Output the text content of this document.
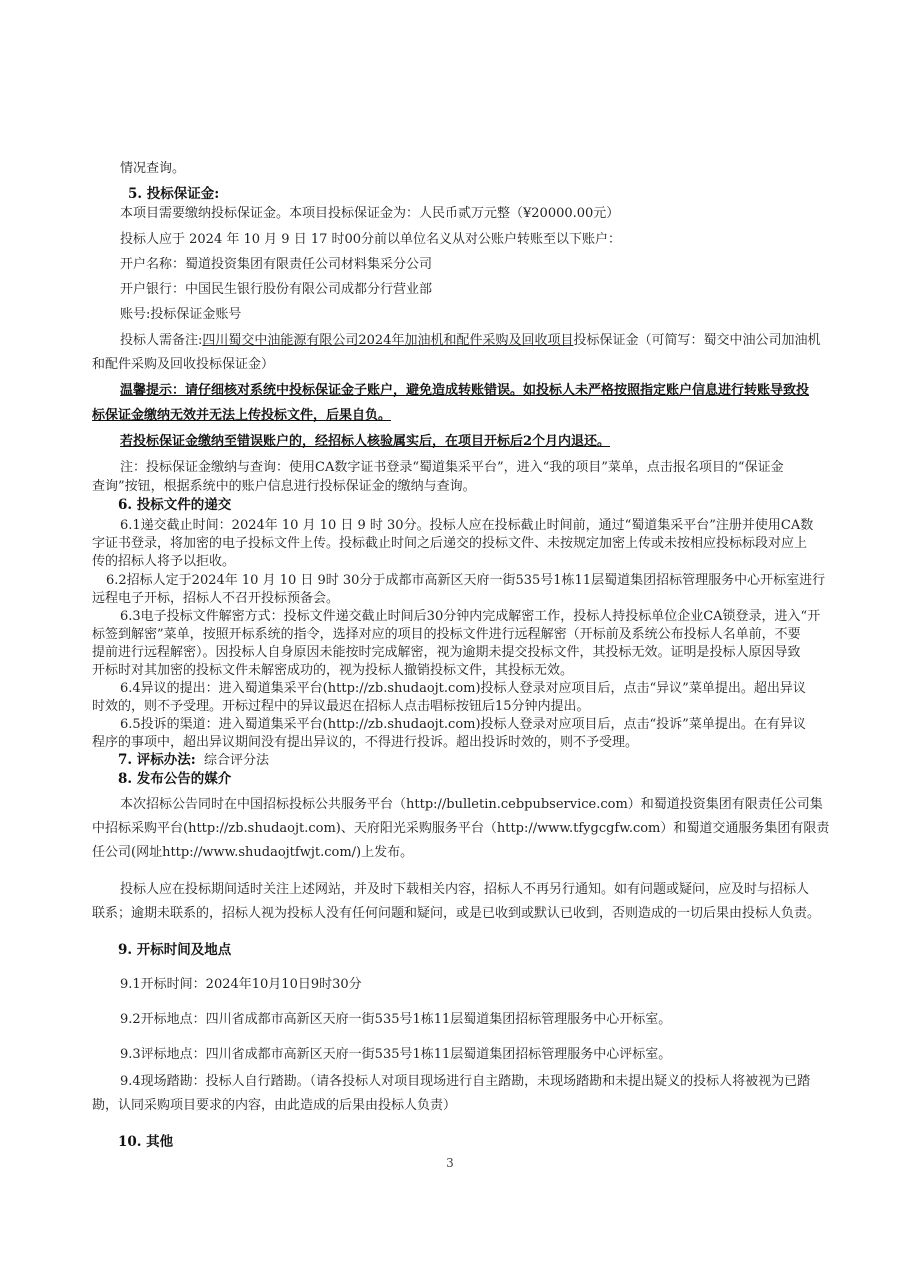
情况查询。
5. 投标保证金:
本项目需要缴纳投标保证金。本项目投标保证金为：人民币贰万元整（¥20000.00元）
投标人应于 2024 年 10 月 9 日 17 时00分前以单位名义从对公账户转账至以下账户：
开户名称：蜀道投资集团有限责任公司材料集采分公司
开户银行：中国民生银行股份有限公司成都分行营业部
账号:投标保证金账号
投标人需备注:四川蜀交中油能源有限公司2024年加油机和配件采购及回收项目投标保证金（可简写：蜀交中油公司加油机
和配件采购及回收投标保证金）
温馨提示：请仔细核对系统中投标保证金子账户，避免造成转账错误。如投标人未严格按照指定账户信息进行转账导致投
标保证金缴纳无效并无法上传投标文件，后果自负。
若投标保证金缴纳至错误账户的，经招标人核验属实后，在项目开标后2个月内退还。
注：投标保证金缴纳与查询：使用CA数字证书登录“蜀道集采平台”，进入“我的项目”菜单，点击报名项目的“保证金
查询”按钮，根据系统中的账户信息进行投标保证金的缴纳与查询。
6. 投标文件的递交
6.1递交截止时间：2024年 10 月 10 日 9 时 30分。投标人应在投标截止时间前，通过“蜀道集采平台”注册并使用CA数
字证书登录，将加密的电子投标文件上传。投标截止时间之后递交的投标文件、未按规定加密上传或未按相应投标标段对应上
传的招标人将予以拒收。
6.2招标人定于2024年 10 月 10 日 9时 30分于成都市高新区天府一街535号1栋11层蜀道集团招标管理服务中心开标室进行
远程电子开标，招标人不召开投标预备会。
6.3电子投标文件解密方式：投标文件递交截止时间后30分钟内完成解密工作，投标人持投标单位企业CA锁登录，进入“开
标签到解密”菜单，按照开标系统的指令，选择对应的项目的投标文件进行远程解密（开标前及系统公布投标人名单前，不要
提前进行远程解密）。因投标人自身原因未能按时完成解密，视为逾期未提交投标文件，其投标无效。证明是投标人原因导致
开标时对其加密的投标文件未解密成功的，视为投标人撤销投标文件，其投标无效。
6.4异议的提出：进入蜀道集采平台(http://zb.shudaojt.com)投标人登录对应项目后，点击“异议”菜单提出。超出异议
时效的，则不予受理。开标过程中的异议最迟在招标人点击唱标按钮后15分钟内提出。
6.5投诉的渠道：进入蜀道集采平台(http://zb.shudaojt.com)投标人登录对应项目后，点击“投诉”菜单提出。在有异议
程序的事项中，超出异议期间没有提出异议的，不得进行投诉。超出投诉时效的，则不予受理。
7. 评标办法: 综合评分法
8. 发布公告的媒介
本次招标公告同时在中国招标投标公共服务平台（http://bulletin.cebpubservice.com）和蜀道投资集团有限责任公司集
中招标采购平台(http://zb.shudaojt.com)、天府阳光采购服务平台（http://www.tfygcgfw.com）和蜀道交通服务集团有限责
任公司(网址http://www.shudaojtfwjt.com/)上发布。
投标人应在投标期间适时关注上述网站，并及时下载相关内容，招标人不再另行通知。如有问题或疑问，应及时与招标人
联系；逾期未联系的，招标人视为投标人没有任何问题和疑问，或是已收到或默认已收到，否则造成的一切后果由投标人负责。
9. 开标时间及地点
9.1开标时间：2024年10月10日9时30分
9.2开标地点：四川省成都市高新区天府一街535号1栋11层蜀道集团招标管理服务中心开标室。
9.3评标地点：四川省成都市高新区天府一街535号1栋11层蜀道集团招标管理服务中心评标室。
9.4现场踏勘：投标人自行踏勘。（请各投标人对项目现场进行自主踏勘，未现场踏勘和未提出疑义的投标人将被视为已踏
勘，认同采购项目要求的内容，由此造成的后果由投标人负责）
10. 其他
3
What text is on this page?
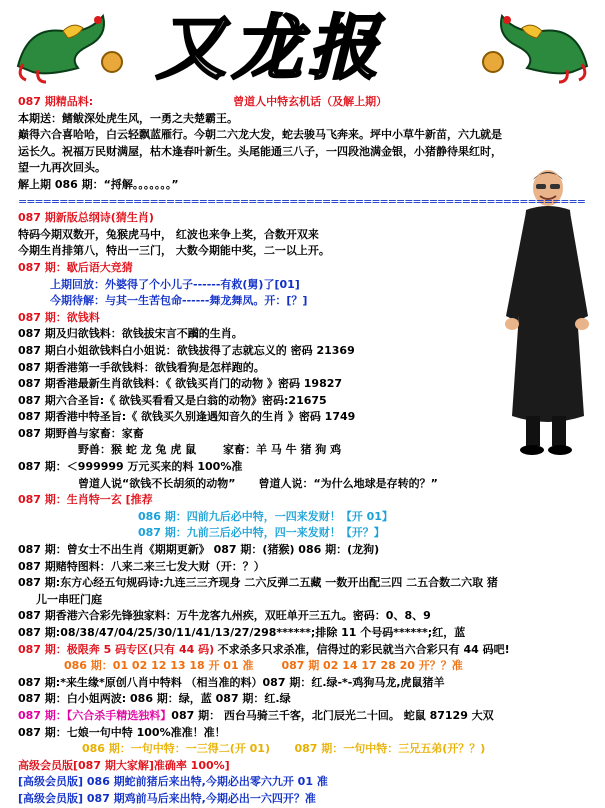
又龙报
087 期精品料:	曾道人中特玄机话（及解上期）
本期送：鳍鲅深处虎生风，一勇之夫楚霸王。
巅得六合喜哈哈，白云轻飘蓝雁行。今朝二六龙大发，蛇去骏马飞奔来。坪中小草牛新苗，六九就是
运长久。祝福万民财满屋，枯木逢春叶新生。头尾能通三八子，一四段池满金银，小猪静待果红时，
望一九再次回头。
解上期 086 期：“捋解。。。。。。。”
=====================================================================
087 期新版总纲诗(猜生肖)
特码今期双数开，兔猴虎马中， 红波也来争上奖，合数开双来
今期生肖排第八，特出一三门， 大数今期能中奖，二一以上开。
087 期：歇后语大竞猜
上期回放：外婆得了个小儿子------有救(舅)了[01]
今期待解：与其一生苦包命------舞龙舞凤。开：[？]
087 期：欲钱料
087 期及归欲钱料：欲钱拔宋言不躏的生肖。
087 期白小姐欲钱料白小姐说：欲钱拔得了志就忘义的 密码 21369
087 期香港第一手欲钱料：欲钱看狗是怎样跑的。
087 期香港最新生肖欲钱料：《 欲钱买肖门的动物 》密码 19827
087 期六合圣旨:《 欲钱买看看又是白翁的动物》密码:21675
087 期香港中特圣旨:《 欲钱买久别逢遇知音久的生肖 》密码 1749
087 期野兽与家畜：家畜
野兽：猴 蛇 龙 兔 虎 鼠 家畜：羊 马 牛 猪 狗 鸡
087 期：＜999999 万元买来的料 100%准
曾道人说“欲钱不长胡须的动物” 曾道人说：“为什么地球是存转的？”
087 期：生肖特一玄 [推荐
086 期：四前九后必中特，一四来发财！【开 01】
087 期：九前三后必中特，四一来发财！【开？】
087 期：曾女士不出生肖《期期更新》 087 期：(猪猴) 086 期：(龙狗)
087 期赌特图料：八来二来三七发大财（开：？）
087 期:东方心经五句规码诗:九连三三齐现身 二六反弹二五藏 一数开出配三四 二五合数二六取 猪
儿一串旺门庭
087 期香港六合彩先锋独家料：万牛龙客九州疾，双旺单开三五九。密码：0、8、9
087 期:08/38/47/04/25/30/11/41/13/27/298******;排除 11 个号码******;红，蓝
087 期：极限奔 5 码专区(只有 44 码) 不求杀多只求杀准，信得过的彩民就当六合彩只有 44 码吧!
086 期：01 02 12 13 18 开 01 准	087 期 02 14 17 28 20 开？？准
087 期:*来生缘*原创八肖中特料 （相当准的料）087 期：红.绿-*-鸡狗马龙,虎鼠猪羊
087 期：白小姐两波: 086 期：绿，蓝 087 期：红.绿
087 期：【六合杀手精选独料】087 期： 西台马骑三千客，北门辰光二十回。 蛇鼠 87129 大双
087 期：七娘一句中特 100%准准！准！
086 期：一句中特：一三得二(开 01) 087 期：一句中特：三兄五弟(开？？)
高级会员版[087 期大家解]准确率 100%]
[高级会员版] 086 期蛇前猪后来出特,今期必出零六九开 01 准
[高级会员版] 087 期鸡前马后来出特,今期必出一六四开？准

§ GIVEN TASK:
Pictures are to be left out; repeat all the remaining data exactly.

§ TASK OUTPUT:
Output the text content of this document.
情况查询。
5. 投标保证金:
本项目需要缴纳投标保证金。本项目投标保证金为：人民币贰万元整（¥20000.00元）
投标人应于 2024 年 10 月 9 日 17 时00分前以单位名义从对公账户转账至以下账户：
开户名称：蜀道投资集团有限责任公司材料集采分公司
开户银行：中国民生银行股份有限公司成都分行营业部
账号:投标保证金账号
投标人需备注:四川蜀交中油能源有限公司2024年加油机和配件采购及回收项目投标保证金（可简写：蜀交中油公司加油机
和配件采购及回收投标保证金）
温馨提示：请仔细核对系统中投标保证金子账户，避免造成转账错误。如投标人未严格按照指定账户信息进行转账导致投
标保证金缴纳无效并无法上传投标文件，后果自负。
若投标保证金缴纳至错误账户的，经招标人核验属实后，在项目开标后2个月内退还。
注：投标保证金缴纳与查询：使用CA数字证书登录“蜀道集采平台”，进入“我的项目”菜单，点击报名项目的“保证金
查询”按钮，根据系统中的账户信息进行投标保证金的缴纳与查询。
6. 投标文件的递交
6.1递交截止时间：2024年 10 月 10 日 9 时 30分。投标人应在投标截止时间前，通过“蜀道集采平台”注册并使用CA数
字证书登录，将加密的电子投标文件上传。投标截止时间之后递交的投标文件、未按规定加密上传或未按相应投标标段对应上
传的招标人将予以拒收。
6.2招标人定于2024年 10 月 10 日 9时 30分于成都市高新区天府一街535号1栋11层蜀道集团招标管理服务中心开标室进行
远程电子开标，招标人不召开投标预备会。
6.3电子投标文件解密方式：投标文件递交截止时间后30分钟内完成解密工作，投标人持投标单位企业CA锁登录，进入“开
标签到解密”菜单，按照开标系统的指令，选择对应的项目的投标文件进行远程解密（开标前及系统公布投标人名单前，不要
提前进行远程解密）。因投标人自身原因未能按时完成解密，视为逾期未提交投标文件，其投标无效。证明是投标人原因导致
开标时对其加密的投标文件未解密成功的，视为投标人撤销投标文件，其投标无效。
6.4异议的提出：进入蜀道集采平台(http://zb.shudaojt.com)投标人登录对应项目后，点击“异议”菜单提出。超出异议
时效的，则不予受理。开标过程中的异议最迟在招标人点击唱标按钮后15分钟内提出。
6.5投诉的渠道：进入蜀道集采平台(http://zb.shudaojt.com)投标人登录对应项目后，点击“投诉”菜单提出。在有异议
程序的事项中，超出异议期间没有提出异议的，不得进行投诉。超出投诉时效的，则不予受理。
7. 评标办法: 综合评分法
8. 发布公告的媒介
本次招标公告同时在中国招标投标公共服务平台（http://bulletin.cebpubservice.com）和蜀道投资集团有限责任公司集
中招标采购平台(http://zb.shudaojt.com)、天府阳光采购服务平台（http://www.tfygcgfw.com）和蜀道交通服务集团有限责
任公司(网址http://www.shudaojtfwjt.com/)上发布。
投标人应在投标期间适时关注上述网站，并及时下载相关内容，招标人不再另行通知。如有问题或疑问，应及时与招标人
联系；逾期未联系的，招标人视为投标人没有任何问题和疑问，或是已收到或默认已收到，否则造成的一切后果由投标人负责。
9. 开标时间及地点
9.1开标时间：2024年10月10日9时30分
9.2开标地点：四川省成都市高新区天府一街535号1栋11层蜀道集团招标管理服务中心开标室。
9.3评标地点：四川省成都市高新区天府一街535号1栋11层蜀道集团招标管理服务中心评标室。
9.4现场踏勘：投标人自行踏勘。（请各投标人对项目现场进行自主踏勘，未现场踏勘和未提出疑义的投标人将被视为已踏
勘，认同采购项目要求的内容，由此造成的后果由投标人负责）
10. 其他
3
What text is on this page?
又龙报
087 期精品料:	曾道人中特玄机话（及解上期）
本期送：鳍鲅深处虎生风，一勇之夫楚霸王。
巅得六合喜哈哈，白云轻飘蓝雁行。今朝二六龙大发，蛇去骏马飞奔来。坪中小草牛新苗，六九就是
运长久。祝福万民财满屋，枯木逢春叶新生。头尾能通三八子，一四段池满金银，小猪静待果红时，
望一九再次回头。
解上期 086 期：“捋解。。。。。。。”
=====================================================================
087 期新版总纲诗(猜生肖)
特码今期双数开，兔猴虎马中， 红波也来争上奖，合数开双来
今期生肖排第八，特出一三门， 大数今期能中奖，二一以上开。
087 期：歇后语大竞猜
上期回放：外婆得了个小儿子------有救(舅)了[01]
今期待解：与其一生苦包命------舞龙舞凤。开：[？]
087 期：欲钱料
087 期及归欲钱料：欲钱拔宋言不躏的生肖。
087 期白小姐欲钱料白小姐说：欲钱拔得了志就忘义的 密码 21369
087 期香港第一手欲钱料：欲钱看狗是怎样跑的。
087 期香港最新生肖欲钱料：《 欲钱买肖门的动物 》密码 19827
087 期六合圣旨:《 欲钱买看看又是白翁的动物》密码:21675
087 期香港中特圣旨:《 欲钱买久别逢遇知音久的生肖 》密码 1749
087 期野兽与家畜：家畜
野兽：猴 蛇 龙 兔 虎 鼠 家畜：羊 马 牛 猪 狗 鸡
087 期：＜999999 万元买来的料 100%准
曾道人说“欲钱不长胡须的动物” 曾道人说：“为什么地球是存转的？”
087 期：生肖特一玄 [推荐
086 期：四前九后必中特，一四来发财！【开 01】
087 期：九前三后必中特，四一来发财！【开？】
087 期：曾女士不出生肖《期期更新》 087 期：(猪猴) 086 期：(龙狗)
087 期赌特图料：八来二来三七发大财（开：？）
087 期:东方心经五句规码诗:九连三三齐现身 二六反弹二五藏 一数开出配三四 二五合数二六取 猪
儿一串旺门庭
087 期香港六合彩先锋独家料：万牛龙客九州疾，双旺单开三五九。密码：0、8、9
087 期:08/38/47/04/25/30/11/41/13/27/298******;排除 11 个号码******;红，蓝
087 期：极限奔 5 码专区(只有 44 码) 不求杀多只求杀准，信得过的彩民就当六合彩只有 44 码吧!
086 期：01 02 12 13 18 开 01 准	087 期 02 14 17 28 20 开？？准
087 期:*来生缘*原创八肖中特料 （相当准的料）087 期：红.绿-*-鸡狗马龙,虎鼠猪羊
087 期：白小姐两波: 086 期：绿，蓝 087 期：红.绿
087 期：【六合杀手精选独料】087 期： 西台马骑三千客，北门辰光二十回。 蛇鼠 87129 大双
087 期：七娘一句中特 100%准准！准！
086 期：一句中特：一三得二(开 01) 087 期：一句中特：三兄五弟(开？？)
高级会员版[087 期大家解]准确率 100%]
[高级会员版] 086 期蛇前猪后来出特,今期必出零六九开 01 准
[高级会员版] 087 期鸡前马后来出特,今期必出一六四开？准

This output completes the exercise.